(Collected data entries)
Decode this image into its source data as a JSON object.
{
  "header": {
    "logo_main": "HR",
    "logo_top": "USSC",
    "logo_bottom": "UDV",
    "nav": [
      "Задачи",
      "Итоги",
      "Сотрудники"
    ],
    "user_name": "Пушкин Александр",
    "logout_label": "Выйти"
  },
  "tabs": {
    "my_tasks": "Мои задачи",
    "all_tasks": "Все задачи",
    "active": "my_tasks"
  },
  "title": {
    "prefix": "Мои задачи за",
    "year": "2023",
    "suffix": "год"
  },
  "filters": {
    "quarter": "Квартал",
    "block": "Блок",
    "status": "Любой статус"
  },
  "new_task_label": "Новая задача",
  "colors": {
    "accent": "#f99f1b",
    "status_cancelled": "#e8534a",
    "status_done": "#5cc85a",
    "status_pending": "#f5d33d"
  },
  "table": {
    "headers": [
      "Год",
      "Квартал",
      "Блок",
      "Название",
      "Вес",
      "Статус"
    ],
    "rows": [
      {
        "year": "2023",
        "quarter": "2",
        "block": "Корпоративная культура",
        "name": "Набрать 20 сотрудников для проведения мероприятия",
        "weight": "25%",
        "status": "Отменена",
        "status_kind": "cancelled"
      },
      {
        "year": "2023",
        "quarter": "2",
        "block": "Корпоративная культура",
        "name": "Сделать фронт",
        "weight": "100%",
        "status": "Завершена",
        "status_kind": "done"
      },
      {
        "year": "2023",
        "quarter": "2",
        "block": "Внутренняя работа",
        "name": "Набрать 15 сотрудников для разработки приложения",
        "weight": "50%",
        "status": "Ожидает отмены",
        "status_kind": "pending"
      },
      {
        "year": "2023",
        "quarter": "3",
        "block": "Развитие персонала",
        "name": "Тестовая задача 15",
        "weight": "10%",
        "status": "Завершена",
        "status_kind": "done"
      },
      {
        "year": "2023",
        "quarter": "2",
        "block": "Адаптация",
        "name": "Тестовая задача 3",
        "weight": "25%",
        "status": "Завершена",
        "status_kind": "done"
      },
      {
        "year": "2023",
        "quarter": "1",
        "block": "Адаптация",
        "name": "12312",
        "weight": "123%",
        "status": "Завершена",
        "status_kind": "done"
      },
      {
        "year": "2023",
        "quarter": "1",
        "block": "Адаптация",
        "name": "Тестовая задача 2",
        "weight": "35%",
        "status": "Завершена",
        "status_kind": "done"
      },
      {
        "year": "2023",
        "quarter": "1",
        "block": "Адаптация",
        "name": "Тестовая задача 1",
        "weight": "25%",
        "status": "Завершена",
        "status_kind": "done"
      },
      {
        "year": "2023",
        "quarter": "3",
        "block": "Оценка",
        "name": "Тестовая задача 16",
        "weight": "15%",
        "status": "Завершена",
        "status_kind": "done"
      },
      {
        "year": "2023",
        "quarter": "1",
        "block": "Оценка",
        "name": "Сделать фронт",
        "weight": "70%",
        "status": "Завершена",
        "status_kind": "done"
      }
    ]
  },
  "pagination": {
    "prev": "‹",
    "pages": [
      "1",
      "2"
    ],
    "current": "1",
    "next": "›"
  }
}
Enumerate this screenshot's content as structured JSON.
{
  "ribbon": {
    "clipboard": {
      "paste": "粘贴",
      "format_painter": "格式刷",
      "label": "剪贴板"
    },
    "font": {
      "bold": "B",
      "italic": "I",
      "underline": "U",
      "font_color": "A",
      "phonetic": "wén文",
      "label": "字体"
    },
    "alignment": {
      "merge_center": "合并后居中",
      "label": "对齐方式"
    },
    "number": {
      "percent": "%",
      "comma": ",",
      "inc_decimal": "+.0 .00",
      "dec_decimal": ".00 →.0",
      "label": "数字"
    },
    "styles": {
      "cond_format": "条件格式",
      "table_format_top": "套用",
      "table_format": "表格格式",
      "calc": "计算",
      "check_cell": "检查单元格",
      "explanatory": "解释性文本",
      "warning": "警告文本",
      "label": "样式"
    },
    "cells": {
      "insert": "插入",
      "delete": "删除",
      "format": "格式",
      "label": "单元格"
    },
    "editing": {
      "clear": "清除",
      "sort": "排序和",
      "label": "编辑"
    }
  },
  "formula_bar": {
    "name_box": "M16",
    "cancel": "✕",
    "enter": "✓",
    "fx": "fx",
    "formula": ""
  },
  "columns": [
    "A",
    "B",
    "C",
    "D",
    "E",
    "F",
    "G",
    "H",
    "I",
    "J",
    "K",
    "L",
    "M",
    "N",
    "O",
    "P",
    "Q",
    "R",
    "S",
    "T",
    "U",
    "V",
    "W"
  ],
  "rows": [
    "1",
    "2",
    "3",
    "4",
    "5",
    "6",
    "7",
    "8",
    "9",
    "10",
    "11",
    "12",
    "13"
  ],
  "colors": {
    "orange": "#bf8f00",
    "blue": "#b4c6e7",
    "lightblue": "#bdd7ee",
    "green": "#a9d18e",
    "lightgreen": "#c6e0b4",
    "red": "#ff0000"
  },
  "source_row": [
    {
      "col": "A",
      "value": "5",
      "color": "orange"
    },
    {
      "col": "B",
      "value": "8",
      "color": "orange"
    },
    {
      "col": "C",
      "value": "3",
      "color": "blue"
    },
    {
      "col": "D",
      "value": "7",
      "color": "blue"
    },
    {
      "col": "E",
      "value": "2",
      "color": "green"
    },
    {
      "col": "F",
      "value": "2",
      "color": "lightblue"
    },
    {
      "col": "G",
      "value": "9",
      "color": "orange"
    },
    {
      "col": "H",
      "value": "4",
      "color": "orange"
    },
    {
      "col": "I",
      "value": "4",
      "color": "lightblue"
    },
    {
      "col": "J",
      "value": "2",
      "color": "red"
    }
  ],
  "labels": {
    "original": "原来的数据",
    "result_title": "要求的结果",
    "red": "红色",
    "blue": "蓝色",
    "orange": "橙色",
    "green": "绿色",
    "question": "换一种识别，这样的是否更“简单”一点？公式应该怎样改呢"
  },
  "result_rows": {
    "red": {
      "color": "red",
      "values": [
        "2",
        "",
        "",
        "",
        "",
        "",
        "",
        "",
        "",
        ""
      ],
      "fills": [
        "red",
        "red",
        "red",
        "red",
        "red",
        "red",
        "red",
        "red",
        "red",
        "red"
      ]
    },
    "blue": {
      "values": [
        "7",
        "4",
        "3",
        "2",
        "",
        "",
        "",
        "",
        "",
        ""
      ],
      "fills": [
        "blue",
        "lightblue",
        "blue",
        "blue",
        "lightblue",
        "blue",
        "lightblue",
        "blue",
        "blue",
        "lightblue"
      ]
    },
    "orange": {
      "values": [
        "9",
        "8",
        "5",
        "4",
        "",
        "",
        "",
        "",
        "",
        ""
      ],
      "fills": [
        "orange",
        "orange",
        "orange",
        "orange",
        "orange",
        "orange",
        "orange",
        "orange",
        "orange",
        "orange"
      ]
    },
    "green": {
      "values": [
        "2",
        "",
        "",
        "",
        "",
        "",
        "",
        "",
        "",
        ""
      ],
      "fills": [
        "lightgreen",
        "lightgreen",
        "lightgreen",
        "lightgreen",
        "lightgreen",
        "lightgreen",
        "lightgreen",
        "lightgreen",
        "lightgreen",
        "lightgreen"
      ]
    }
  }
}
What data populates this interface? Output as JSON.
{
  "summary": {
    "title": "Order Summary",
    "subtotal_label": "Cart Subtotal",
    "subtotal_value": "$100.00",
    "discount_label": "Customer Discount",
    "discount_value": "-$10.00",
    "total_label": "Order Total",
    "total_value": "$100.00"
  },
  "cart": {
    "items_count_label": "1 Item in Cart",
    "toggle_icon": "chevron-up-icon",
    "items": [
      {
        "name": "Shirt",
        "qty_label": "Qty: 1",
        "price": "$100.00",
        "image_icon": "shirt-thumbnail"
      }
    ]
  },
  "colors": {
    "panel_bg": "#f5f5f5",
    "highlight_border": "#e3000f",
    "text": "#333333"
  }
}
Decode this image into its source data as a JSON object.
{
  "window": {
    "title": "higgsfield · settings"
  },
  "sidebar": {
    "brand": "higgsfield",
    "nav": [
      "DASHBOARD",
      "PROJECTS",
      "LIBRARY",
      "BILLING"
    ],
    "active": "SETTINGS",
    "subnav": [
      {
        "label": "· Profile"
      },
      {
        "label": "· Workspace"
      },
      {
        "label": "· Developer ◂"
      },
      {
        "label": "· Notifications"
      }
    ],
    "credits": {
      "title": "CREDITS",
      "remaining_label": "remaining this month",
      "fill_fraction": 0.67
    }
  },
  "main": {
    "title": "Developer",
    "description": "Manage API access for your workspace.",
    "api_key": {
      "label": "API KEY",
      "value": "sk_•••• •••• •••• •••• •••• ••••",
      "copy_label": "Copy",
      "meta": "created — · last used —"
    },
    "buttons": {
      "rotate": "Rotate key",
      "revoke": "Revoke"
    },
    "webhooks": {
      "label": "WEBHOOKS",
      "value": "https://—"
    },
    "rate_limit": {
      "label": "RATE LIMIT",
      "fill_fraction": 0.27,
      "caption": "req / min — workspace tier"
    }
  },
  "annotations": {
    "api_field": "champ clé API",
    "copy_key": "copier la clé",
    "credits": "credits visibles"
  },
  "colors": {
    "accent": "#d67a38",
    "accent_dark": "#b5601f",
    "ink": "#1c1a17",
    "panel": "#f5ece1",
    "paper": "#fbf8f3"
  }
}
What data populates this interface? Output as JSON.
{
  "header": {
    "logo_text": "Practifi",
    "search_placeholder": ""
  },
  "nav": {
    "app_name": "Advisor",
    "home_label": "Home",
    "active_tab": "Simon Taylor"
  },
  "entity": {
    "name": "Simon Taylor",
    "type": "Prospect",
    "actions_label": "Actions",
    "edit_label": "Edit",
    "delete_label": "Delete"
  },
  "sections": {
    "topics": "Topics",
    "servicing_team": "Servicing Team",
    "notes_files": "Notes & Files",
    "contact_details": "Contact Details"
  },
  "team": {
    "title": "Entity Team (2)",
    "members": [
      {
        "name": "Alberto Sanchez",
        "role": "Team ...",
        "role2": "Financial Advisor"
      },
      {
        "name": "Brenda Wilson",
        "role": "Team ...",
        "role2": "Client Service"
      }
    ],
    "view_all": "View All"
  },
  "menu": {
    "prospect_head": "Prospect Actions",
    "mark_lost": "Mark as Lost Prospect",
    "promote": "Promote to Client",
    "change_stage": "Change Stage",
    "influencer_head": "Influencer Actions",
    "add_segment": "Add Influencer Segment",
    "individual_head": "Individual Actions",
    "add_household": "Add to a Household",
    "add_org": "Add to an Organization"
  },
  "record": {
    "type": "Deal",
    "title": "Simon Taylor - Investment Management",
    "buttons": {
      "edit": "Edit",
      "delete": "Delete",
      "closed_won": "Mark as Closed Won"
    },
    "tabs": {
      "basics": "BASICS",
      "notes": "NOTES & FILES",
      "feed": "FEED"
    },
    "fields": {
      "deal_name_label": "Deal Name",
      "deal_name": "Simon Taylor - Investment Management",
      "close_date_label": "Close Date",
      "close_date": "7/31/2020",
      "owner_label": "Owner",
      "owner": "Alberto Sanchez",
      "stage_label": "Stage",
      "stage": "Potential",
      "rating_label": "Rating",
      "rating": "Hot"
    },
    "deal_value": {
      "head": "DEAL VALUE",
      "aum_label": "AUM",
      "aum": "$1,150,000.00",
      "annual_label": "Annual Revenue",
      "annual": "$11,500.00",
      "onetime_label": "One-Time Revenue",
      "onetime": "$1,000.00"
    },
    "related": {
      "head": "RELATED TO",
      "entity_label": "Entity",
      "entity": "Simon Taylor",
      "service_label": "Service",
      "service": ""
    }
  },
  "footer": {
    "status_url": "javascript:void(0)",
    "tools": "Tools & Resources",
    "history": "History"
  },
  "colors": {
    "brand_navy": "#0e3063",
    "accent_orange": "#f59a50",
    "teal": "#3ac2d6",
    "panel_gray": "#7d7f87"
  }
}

◆ GIVEN TASK ◆
Lines that include the word "Mark" are to be extracted from the data above.

◆ RESULT FOR THIS EXERCISE ◆
    "mark_lost": "Mark as Lost Prospect",
      "closed_won": "Mark as Closed Won"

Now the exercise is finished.